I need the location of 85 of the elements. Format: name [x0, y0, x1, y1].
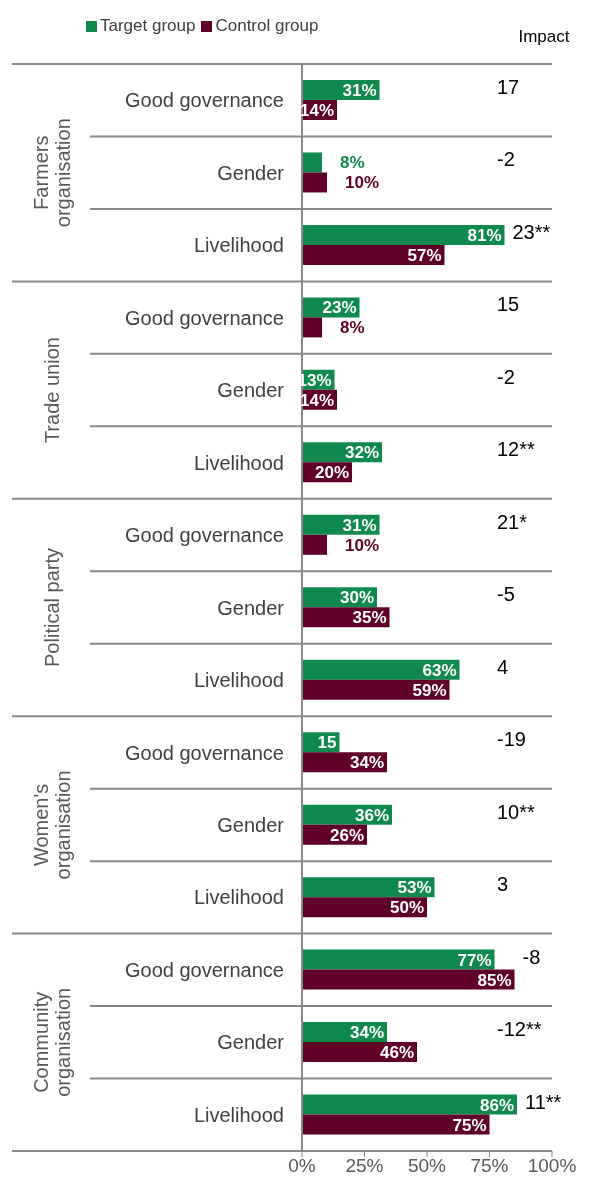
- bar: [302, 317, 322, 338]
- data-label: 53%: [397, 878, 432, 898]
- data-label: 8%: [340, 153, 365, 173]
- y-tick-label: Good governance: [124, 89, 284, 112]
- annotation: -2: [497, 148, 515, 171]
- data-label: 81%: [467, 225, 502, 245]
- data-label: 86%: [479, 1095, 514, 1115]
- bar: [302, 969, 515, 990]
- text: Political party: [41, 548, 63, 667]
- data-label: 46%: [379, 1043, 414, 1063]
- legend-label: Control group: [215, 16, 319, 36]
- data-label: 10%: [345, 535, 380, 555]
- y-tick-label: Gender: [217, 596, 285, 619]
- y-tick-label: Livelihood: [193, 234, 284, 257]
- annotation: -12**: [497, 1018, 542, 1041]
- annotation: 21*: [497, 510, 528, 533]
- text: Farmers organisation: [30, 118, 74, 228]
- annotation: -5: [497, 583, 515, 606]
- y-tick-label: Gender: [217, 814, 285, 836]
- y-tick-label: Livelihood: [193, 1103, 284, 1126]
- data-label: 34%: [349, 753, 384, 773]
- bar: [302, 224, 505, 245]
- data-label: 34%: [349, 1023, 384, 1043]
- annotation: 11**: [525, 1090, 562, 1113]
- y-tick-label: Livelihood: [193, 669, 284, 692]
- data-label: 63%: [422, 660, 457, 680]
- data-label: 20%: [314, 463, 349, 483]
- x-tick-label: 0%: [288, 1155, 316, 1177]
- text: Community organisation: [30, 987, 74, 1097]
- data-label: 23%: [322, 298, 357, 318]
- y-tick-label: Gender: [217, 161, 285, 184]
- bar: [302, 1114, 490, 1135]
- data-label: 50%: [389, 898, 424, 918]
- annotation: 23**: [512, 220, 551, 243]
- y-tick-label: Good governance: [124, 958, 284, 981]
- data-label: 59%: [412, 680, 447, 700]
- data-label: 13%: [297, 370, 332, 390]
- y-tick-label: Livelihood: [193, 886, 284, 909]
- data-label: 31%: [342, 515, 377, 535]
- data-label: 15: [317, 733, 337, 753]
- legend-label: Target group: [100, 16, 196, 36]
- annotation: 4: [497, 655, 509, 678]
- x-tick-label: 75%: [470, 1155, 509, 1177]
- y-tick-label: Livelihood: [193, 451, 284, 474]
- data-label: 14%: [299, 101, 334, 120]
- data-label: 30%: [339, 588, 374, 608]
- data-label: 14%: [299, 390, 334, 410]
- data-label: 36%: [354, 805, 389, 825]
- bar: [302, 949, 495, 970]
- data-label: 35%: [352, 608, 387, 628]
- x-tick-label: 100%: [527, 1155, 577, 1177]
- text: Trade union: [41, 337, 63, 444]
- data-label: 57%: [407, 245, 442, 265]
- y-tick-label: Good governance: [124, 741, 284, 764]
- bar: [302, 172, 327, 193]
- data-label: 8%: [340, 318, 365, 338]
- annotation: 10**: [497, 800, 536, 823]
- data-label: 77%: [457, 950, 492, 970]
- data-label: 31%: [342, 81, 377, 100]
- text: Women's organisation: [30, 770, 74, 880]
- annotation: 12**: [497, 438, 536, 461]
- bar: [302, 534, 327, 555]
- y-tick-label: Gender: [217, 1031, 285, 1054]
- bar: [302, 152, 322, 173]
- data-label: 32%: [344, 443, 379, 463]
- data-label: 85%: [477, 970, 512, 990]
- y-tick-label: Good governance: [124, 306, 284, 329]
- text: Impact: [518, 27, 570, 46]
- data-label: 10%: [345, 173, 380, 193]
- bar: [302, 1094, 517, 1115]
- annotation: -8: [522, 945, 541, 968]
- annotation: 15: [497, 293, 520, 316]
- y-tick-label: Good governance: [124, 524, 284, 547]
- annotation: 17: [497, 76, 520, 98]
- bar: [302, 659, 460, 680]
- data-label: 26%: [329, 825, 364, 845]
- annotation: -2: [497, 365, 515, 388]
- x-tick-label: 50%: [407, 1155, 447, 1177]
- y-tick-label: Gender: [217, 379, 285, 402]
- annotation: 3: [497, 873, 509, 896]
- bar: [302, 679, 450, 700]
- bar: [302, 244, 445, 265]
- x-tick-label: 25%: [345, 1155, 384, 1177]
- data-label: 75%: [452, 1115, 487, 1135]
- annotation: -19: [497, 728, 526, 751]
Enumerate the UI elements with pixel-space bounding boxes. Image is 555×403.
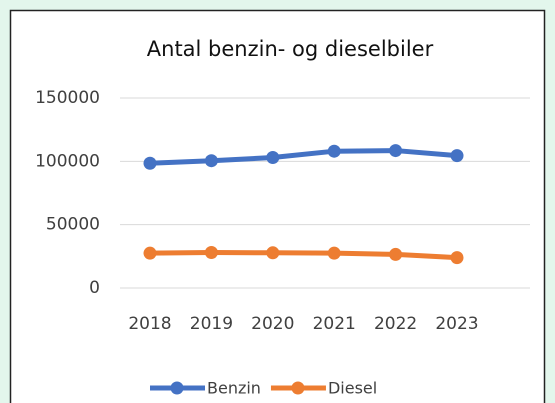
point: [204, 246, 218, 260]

____

- [Problem details] Find each line in the listing above that contains the string "organisation" and copy those lines. Match uppercase and lowercase letters exactly.

- [Complete output]
- text: Farmers organisation: [30, 118, 74, 228]
- text: Community organisation: [30, 987, 74, 1097]
- text: Women's organisation: [30, 770, 74, 880]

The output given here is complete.